- **DATASET RECORDS**
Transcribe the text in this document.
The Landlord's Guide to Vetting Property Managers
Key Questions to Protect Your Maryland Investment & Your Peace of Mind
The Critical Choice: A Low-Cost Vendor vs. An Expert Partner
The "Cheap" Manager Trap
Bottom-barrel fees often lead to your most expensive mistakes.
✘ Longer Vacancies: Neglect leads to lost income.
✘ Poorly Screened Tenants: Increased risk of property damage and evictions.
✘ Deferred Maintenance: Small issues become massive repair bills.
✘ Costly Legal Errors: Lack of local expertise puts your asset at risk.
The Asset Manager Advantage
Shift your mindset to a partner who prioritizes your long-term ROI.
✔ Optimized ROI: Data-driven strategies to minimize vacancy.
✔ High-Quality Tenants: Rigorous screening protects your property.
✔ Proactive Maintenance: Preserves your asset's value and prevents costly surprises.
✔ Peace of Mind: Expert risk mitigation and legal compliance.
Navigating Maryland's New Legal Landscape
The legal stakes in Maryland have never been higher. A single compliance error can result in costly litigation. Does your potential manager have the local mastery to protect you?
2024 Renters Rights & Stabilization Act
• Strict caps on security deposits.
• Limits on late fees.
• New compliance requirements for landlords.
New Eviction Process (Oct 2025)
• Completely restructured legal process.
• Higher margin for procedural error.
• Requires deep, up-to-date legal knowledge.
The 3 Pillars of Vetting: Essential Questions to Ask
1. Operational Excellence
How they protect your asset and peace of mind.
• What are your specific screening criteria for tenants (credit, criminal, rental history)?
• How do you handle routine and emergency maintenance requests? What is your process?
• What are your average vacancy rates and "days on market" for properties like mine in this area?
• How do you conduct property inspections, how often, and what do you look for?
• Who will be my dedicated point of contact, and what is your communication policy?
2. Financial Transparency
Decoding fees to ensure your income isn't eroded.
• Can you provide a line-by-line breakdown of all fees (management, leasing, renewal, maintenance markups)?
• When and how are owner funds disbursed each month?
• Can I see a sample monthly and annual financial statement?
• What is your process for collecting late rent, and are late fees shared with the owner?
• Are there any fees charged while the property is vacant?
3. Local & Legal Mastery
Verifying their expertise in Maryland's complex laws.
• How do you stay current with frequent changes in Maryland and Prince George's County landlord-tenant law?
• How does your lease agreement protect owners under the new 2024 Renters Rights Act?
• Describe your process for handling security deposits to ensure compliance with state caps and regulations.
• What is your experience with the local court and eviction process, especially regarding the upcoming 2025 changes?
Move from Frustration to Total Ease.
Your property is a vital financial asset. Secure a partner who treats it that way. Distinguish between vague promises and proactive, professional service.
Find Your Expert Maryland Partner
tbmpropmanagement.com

- **TASK REQUIREMENTS**
Reproduce every line of the listing above in which the string "often" appears.

- **THE OUTPUT**
Bottom-barrel fees often lead to your most expensive mistakes.
• How do you conduct property inspections, how often, and what do you look for?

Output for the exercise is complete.